## Task
Filter the records below for the word "this". Copy each line that holds it.

:: Stored records

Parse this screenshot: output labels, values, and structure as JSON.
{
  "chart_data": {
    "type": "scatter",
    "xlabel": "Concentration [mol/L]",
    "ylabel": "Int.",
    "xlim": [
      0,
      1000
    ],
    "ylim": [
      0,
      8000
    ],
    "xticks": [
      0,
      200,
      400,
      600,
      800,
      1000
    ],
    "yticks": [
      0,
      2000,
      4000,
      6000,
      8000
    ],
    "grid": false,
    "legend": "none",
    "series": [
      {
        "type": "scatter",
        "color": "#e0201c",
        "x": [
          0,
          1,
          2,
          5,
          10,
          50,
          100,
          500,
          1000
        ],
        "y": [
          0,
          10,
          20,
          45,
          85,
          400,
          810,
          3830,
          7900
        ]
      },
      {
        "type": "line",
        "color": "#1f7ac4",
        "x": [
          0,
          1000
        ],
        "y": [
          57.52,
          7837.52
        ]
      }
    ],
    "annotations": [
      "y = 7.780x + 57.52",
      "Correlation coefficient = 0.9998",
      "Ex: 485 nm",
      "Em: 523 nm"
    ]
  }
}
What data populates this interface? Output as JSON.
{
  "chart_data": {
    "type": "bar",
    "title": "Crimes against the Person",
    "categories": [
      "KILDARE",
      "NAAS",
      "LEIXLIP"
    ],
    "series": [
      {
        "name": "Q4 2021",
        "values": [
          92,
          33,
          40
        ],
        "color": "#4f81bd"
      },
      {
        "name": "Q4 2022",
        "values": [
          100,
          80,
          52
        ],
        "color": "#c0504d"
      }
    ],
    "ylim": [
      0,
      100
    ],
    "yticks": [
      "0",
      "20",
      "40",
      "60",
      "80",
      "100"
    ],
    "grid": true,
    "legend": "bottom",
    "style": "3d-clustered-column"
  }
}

::::

## Answer to the task
Parse this screenshot: output labels, values, and structure as JSON.
What data populates this interface? Output as JSON.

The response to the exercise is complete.